What you are asked to do. Search the material below for the string "Actuator" and extract each line that has it.

# start of Entries

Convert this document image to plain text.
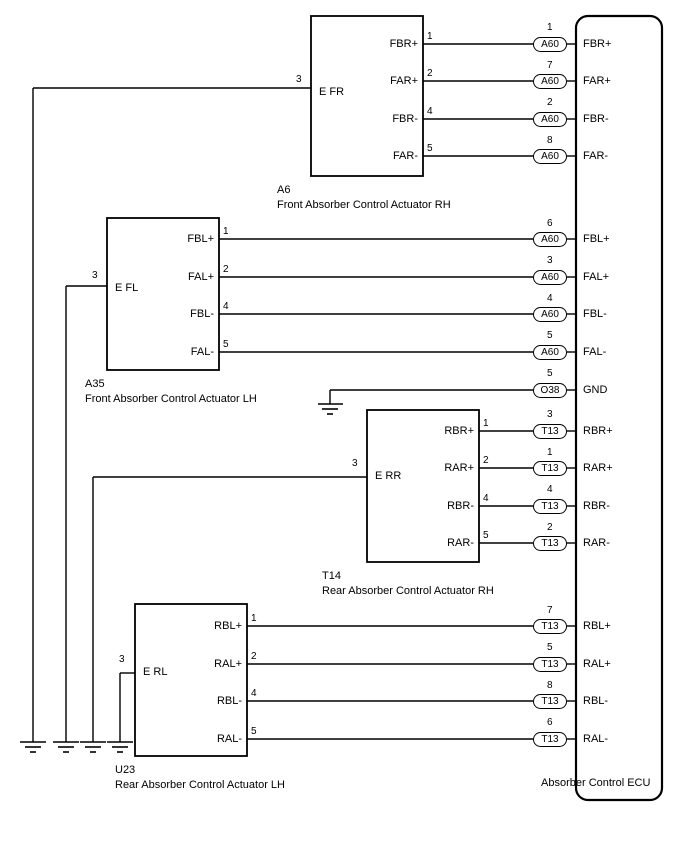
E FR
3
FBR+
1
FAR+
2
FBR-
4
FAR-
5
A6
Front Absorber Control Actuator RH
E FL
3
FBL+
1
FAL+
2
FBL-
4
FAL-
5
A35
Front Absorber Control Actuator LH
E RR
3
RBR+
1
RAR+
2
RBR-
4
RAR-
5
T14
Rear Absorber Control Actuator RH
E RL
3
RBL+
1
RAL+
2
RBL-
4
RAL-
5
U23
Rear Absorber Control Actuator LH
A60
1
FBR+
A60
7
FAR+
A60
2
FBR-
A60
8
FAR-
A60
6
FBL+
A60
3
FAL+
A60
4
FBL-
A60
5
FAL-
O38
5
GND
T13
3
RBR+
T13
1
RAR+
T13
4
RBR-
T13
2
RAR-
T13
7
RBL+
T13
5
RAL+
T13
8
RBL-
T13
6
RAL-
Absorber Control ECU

# end of Entries
# start of Entries

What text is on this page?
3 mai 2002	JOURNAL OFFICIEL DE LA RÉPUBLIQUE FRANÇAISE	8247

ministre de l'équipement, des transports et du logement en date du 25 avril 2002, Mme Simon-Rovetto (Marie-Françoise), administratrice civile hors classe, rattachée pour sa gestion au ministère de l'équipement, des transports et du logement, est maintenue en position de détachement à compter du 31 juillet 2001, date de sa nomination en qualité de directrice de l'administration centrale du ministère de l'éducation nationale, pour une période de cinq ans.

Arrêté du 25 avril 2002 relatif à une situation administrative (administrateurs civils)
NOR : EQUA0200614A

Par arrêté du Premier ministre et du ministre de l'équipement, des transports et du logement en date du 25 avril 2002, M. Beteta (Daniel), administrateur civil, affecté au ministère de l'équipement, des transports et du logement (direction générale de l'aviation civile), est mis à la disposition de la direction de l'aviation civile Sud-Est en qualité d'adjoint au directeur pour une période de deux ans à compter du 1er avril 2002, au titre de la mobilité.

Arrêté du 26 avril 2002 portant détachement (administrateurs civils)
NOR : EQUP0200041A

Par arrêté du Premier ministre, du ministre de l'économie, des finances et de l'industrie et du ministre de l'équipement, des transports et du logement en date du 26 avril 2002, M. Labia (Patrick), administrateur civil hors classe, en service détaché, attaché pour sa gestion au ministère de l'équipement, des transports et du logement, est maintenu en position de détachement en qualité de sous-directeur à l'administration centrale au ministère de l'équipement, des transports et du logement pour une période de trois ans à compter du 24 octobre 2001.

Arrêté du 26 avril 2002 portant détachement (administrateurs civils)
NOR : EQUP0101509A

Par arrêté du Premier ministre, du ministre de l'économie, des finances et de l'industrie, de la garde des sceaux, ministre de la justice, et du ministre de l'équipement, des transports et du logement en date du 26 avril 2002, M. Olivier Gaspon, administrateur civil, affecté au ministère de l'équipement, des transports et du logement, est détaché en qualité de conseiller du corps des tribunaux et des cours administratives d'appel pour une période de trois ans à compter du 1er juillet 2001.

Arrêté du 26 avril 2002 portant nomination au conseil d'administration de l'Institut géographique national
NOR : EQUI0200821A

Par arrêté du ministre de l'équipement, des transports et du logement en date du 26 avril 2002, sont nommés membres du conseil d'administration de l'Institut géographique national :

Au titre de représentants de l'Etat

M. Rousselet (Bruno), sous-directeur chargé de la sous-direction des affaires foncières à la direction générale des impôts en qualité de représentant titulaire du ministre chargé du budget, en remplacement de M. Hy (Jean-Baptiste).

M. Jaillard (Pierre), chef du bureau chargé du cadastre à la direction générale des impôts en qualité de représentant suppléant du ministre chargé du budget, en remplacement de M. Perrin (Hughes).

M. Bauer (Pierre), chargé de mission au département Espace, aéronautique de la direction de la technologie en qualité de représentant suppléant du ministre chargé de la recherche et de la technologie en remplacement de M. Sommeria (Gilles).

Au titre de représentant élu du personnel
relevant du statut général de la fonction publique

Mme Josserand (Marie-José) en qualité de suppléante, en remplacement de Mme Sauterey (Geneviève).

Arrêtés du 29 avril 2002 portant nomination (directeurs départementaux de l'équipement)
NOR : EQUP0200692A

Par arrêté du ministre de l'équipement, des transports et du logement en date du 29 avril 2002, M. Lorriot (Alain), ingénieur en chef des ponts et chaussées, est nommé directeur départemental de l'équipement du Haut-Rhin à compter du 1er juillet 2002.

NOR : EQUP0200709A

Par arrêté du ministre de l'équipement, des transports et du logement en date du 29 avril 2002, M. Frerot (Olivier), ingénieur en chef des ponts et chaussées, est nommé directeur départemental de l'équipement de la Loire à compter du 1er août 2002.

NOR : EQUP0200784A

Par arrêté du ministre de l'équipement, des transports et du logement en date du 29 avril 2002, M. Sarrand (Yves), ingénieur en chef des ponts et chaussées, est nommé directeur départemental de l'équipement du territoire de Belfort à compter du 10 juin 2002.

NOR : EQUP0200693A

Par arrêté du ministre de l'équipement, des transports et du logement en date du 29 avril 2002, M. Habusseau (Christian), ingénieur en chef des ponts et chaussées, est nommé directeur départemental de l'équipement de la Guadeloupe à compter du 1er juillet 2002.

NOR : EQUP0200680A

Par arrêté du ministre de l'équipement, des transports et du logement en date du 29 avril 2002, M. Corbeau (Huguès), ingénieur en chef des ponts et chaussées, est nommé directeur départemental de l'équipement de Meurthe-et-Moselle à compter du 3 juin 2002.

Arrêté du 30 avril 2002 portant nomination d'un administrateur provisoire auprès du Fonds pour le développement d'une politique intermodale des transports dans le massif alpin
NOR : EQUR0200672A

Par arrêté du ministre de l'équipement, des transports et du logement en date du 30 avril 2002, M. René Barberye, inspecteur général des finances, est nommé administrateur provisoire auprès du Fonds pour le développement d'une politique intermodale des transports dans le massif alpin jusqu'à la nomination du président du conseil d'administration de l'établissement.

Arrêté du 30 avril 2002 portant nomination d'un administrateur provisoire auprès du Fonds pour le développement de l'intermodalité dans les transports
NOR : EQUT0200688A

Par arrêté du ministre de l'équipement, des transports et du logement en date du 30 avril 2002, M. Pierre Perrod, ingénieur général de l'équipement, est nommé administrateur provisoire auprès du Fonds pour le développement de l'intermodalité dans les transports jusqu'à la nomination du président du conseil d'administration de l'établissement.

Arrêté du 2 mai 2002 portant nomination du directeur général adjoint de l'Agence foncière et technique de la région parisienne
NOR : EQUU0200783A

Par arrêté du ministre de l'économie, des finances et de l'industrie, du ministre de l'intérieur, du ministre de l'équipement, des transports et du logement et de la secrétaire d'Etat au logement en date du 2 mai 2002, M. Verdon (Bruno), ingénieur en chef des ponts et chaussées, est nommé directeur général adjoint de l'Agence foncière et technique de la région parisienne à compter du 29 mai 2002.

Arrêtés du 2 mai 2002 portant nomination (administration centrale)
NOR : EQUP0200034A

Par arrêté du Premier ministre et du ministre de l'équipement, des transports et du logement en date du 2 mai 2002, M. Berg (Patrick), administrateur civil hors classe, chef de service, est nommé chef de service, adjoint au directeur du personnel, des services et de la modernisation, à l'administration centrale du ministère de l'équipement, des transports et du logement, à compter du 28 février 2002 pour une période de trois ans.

# end of Entries

Solution.
Front Absorber Control Actuator RH
Front Absorber Control Actuator LH
Rear Absorber Control Actuator RH
Rear Absorber Control Actuator LH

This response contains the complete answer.